DATASET EXTRACT:
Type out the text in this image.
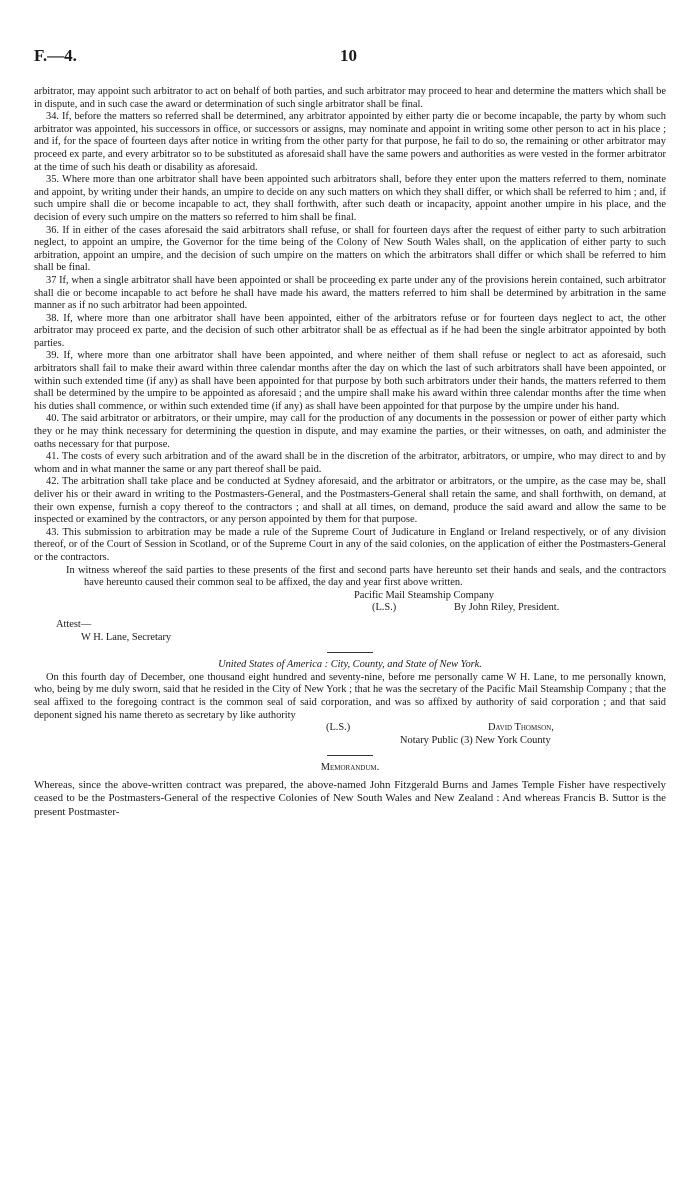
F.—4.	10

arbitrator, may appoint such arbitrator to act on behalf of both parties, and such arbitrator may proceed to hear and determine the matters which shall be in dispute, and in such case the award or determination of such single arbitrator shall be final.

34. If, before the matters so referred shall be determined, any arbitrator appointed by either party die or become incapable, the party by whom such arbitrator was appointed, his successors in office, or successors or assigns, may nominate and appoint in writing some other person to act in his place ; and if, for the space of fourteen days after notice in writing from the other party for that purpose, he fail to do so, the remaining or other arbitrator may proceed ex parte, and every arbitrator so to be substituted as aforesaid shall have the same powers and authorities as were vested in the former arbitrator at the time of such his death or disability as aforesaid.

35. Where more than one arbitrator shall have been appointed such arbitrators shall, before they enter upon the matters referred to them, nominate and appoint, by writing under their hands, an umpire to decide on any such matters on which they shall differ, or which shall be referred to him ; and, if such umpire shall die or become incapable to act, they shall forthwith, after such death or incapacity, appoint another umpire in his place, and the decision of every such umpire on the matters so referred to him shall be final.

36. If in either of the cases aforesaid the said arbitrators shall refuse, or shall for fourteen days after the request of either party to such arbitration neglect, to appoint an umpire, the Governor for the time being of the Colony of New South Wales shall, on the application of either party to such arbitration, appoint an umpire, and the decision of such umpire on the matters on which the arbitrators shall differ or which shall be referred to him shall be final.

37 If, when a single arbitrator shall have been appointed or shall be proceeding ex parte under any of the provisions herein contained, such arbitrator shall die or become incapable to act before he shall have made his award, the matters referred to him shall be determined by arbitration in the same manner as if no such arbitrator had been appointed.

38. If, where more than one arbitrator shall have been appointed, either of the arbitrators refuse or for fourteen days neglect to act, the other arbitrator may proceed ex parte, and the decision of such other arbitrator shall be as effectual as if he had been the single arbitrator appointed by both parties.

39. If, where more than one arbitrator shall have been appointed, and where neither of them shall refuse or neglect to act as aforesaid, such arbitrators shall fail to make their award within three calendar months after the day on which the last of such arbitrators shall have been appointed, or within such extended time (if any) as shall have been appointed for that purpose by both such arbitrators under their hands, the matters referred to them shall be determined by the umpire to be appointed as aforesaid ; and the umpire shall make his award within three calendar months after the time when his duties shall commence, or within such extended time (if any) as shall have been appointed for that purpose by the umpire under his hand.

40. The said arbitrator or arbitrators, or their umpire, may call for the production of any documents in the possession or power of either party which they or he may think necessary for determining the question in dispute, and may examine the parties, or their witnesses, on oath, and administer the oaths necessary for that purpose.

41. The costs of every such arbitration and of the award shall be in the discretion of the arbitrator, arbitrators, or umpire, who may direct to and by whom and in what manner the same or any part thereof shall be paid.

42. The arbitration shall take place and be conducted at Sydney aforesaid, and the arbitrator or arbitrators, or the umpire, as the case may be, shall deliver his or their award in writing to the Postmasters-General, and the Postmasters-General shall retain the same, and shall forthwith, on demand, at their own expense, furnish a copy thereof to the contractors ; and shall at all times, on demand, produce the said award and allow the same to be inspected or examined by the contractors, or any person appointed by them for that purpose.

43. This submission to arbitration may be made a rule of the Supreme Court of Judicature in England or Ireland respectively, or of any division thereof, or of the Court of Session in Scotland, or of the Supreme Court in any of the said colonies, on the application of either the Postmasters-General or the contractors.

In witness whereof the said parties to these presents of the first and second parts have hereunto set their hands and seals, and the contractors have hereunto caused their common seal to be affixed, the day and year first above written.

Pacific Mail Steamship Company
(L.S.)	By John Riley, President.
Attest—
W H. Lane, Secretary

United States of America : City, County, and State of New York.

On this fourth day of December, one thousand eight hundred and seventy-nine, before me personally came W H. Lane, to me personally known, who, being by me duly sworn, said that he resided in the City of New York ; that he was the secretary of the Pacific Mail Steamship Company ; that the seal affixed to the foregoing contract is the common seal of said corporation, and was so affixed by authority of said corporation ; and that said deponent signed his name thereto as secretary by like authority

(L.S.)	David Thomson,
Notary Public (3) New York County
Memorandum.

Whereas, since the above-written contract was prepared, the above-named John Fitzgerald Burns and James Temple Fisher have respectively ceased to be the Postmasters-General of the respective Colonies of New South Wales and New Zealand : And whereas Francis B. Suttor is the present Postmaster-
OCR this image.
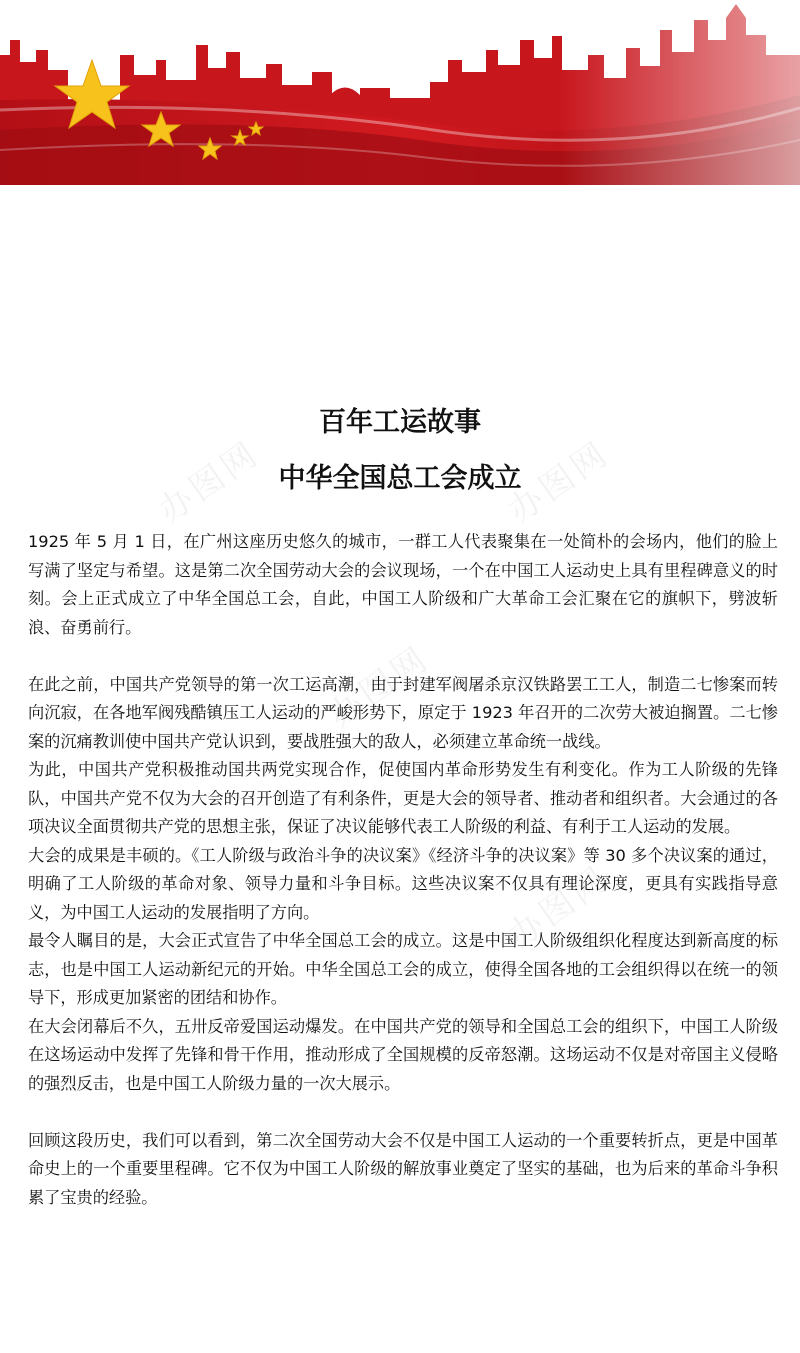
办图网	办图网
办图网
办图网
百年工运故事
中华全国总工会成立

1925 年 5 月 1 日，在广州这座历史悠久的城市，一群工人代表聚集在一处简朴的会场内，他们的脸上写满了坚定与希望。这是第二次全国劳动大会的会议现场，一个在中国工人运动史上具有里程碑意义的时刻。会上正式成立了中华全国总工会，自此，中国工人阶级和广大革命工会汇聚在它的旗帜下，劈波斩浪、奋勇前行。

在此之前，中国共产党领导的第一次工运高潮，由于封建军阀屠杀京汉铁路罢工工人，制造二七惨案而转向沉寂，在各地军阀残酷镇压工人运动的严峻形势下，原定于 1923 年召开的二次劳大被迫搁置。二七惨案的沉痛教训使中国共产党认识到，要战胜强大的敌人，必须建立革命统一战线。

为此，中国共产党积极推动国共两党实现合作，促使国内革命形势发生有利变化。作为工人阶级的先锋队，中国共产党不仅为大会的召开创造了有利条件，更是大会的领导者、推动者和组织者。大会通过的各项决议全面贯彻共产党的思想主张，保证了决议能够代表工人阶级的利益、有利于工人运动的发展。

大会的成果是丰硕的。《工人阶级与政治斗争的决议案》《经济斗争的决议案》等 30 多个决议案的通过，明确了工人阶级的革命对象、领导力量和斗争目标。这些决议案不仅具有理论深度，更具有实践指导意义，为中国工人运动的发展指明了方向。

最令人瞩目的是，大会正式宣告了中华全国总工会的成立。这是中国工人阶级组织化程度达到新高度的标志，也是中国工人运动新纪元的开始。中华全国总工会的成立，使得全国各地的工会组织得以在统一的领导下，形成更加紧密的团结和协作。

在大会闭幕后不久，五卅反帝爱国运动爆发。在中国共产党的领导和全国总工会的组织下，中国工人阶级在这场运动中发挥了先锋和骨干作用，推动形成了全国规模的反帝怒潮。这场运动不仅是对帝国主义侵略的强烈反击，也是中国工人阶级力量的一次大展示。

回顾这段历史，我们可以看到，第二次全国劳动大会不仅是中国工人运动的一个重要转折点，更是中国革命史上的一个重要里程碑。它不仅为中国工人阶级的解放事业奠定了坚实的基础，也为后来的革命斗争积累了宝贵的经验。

TASK DESCRIPTION: Each line in the records above should be reproduced exactly; images are not copied.

WORKED SOLUTION:
Type out the text in this image.
F.—4.	10

arbitrator, may appoint such arbitrator to act on behalf of both parties, and such arbitrator may proceed to hear and determine the matters which shall be in dispute, and in such case the award or determination of such single arbitrator shall be final.

34. If, before the matters so referred shall be determined, any arbitrator appointed by either party die or become incapable, the party by whom such arbitrator was appointed, his successors in office, or successors or assigns, may nominate and appoint in writing some other person to act in his place ; and if, for the space of fourteen days after notice in writing from the other party for that purpose, he fail to do so, the remaining or other arbitrator may proceed ex parte, and every arbitrator so to be substituted as aforesaid shall have the same powers and authorities as were vested in the former arbitrator at the time of such his death or disability as aforesaid.

35. Where more than one arbitrator shall have been appointed such arbitrators shall, before they enter upon the matters referred to them, nominate and appoint, by writing under their hands, an umpire to decide on any such matters on which they shall differ, or which shall be referred to him ; and, if such umpire shall die or become incapable to act, they shall forthwith, after such death or incapacity, appoint another umpire in his place, and the decision of every such umpire on the matters so referred to him shall be final.

36. If in either of the cases aforesaid the said arbitrators shall refuse, or shall for fourteen days after the request of either party to such arbitration neglect, to appoint an umpire, the Governor for the time being of the Colony of New South Wales shall, on the application of either party to such arbitration, appoint an umpire, and the decision of such umpire on the matters on which the arbitrators shall differ or which shall be referred to him shall be final.

37 If, when a single arbitrator shall have been appointed or shall be proceeding ex parte under any of the provisions herein contained, such arbitrator shall die or become incapable to act before he shall have made his award, the matters referred to him shall be determined by arbitration in the same manner as if no such arbitrator had been appointed.

38. If, where more than one arbitrator shall have been appointed, either of the arbitrators refuse or for fourteen days neglect to act, the other arbitrator may proceed ex parte, and the decision of such other arbitrator shall be as effectual as if he had been the single arbitrator appointed by both parties.

39. If, where more than one arbitrator shall have been appointed, and where neither of them shall refuse or neglect to act as aforesaid, such arbitrators shall fail to make their award within three calendar months after the day on which the last of such arbitrators shall have been appointed, or within such extended time (if any) as shall have been appointed for that purpose by both such arbitrators under their hands, the matters referred to them shall be determined by the umpire to be appointed as aforesaid ; and the umpire shall make his award within three calendar months after the time when his duties shall commence, or within such extended time (if any) as shall have been appointed for that purpose by the umpire under his hand.

40. The said arbitrator or arbitrators, or their umpire, may call for the production of any documents in the possession or power of either party which they or he may think necessary for determining the question in dispute, and may examine the parties, or their witnesses, on oath, and administer the oaths necessary for that purpose.

41. The costs of every such arbitration and of the award shall be in the discretion of the arbitrator, arbitrators, or umpire, who may direct to and by whom and in what manner the same or any part thereof shall be paid.

42. The arbitration shall take place and be conducted at Sydney aforesaid, and the arbitrator or arbitrators, or the umpire, as the case may be, shall deliver his or their award in writing to the Postmasters-General, and the Postmasters-General shall retain the same, and shall forthwith, on demand, at their own expense, furnish a copy thereof to the contractors ; and shall at all times, on demand, produce the said award and allow the same to be inspected or examined by the contractors, or any person appointed by them for that purpose.

43. This submission to arbitration may be made a rule of the Supreme Court of Judicature in England or Ireland respectively, or of any division thereof, or of the Court of Session in Scotland, or of the Supreme Court in any of the said colonies, on the application of either the Postmasters-General or the contractors.

In witness whereof the said parties to these presents of the first and second parts have hereunto set their hands and seals, and the contractors have hereunto caused their common seal to be affixed, the day and year first above written.

Pacific Mail Steamship Company
(L.S.)	By John Riley, President.
Attest—
W H. Lane, Secretary

United States of America : City, County, and State of New York.

On this fourth day of December, one thousand eight hundred and seventy-nine, before me personally came W H. Lane, to me personally known, who, being by me duly sworn, said that he resided in the City of New York ; that he was the secretary of the Pacific Mail Steamship Company ; that the seal affixed to the foregoing contract is the common seal of said corporation, and was so affixed by authority of said corporation ; and that said deponent signed his name thereto as secretary by like authority

(L.S.)	David Thomson,
Notary Public (3) New York County
Memorandum.

Whereas, since the above-written contract was prepared, the above-named John Fitzgerald Burns and James Temple Fisher have respectively ceased to be the Postmasters-General of the respective Colonies of New South Wales and New Zealand : And whereas Francis B. Suttor is the present Postmaster-
OCR this image.
办图网	办图网
办图网
办图网
百年工运故事
中华全国总工会成立

1925 年 5 月 1 日，在广州这座历史悠久的城市，一群工人代表聚集在一处简朴的会场内，他们的脸上写满了坚定与希望。这是第二次全国劳动大会的会议现场，一个在中国工人运动史上具有里程碑意义的时刻。会上正式成立了中华全国总工会，自此，中国工人阶级和广大革命工会汇聚在它的旗帜下，劈波斩浪、奋勇前行。

在此之前，中国共产党领导的第一次工运高潮，由于封建军阀屠杀京汉铁路罢工工人，制造二七惨案而转向沉寂，在各地军阀残酷镇压工人运动的严峻形势下，原定于 1923 年召开的二次劳大被迫搁置。二七惨案的沉痛教训使中国共产党认识到，要战胜强大的敌人，必须建立革命统一战线。

为此，中国共产党积极推动国共两党实现合作，促使国内革命形势发生有利变化。作为工人阶级的先锋队，中国共产党不仅为大会的召开创造了有利条件，更是大会的领导者、推动者和组织者。大会通过的各项决议全面贯彻共产党的思想主张，保证了决议能够代表工人阶级的利益、有利于工人运动的发展。

大会的成果是丰硕的。《工人阶级与政治斗争的决议案》《经济斗争的决议案》等 30 多个决议案的通过，明确了工人阶级的革命对象、领导力量和斗争目标。这些决议案不仅具有理论深度，更具有实践指导意义，为中国工人运动的发展指明了方向。

最令人瞩目的是，大会正式宣告了中华全国总工会的成立。这是中国工人阶级组织化程度达到新高度的标志，也是中国工人运动新纪元的开始。中华全国总工会的成立，使得全国各地的工会组织得以在统一的领导下，形成更加紧密的团结和协作。

在大会闭幕后不久，五卅反帝爱国运动爆发。在中国共产党的领导和全国总工会的组织下，中国工人阶级在这场运动中发挥了先锋和骨干作用，推动形成了全国规模的反帝怒潮。这场运动不仅是对帝国主义侵略的强烈反击，也是中国工人阶级力量的一次大展示。

回顾这段历史，我们可以看到，第二次全国劳动大会不仅是中国工人运动的一个重要转折点，更是中国革命史上的一个重要里程碑。它不仅为中国工人阶级的解放事业奠定了坚实的基础，也为后来的革命斗争积累了宝贵的经验。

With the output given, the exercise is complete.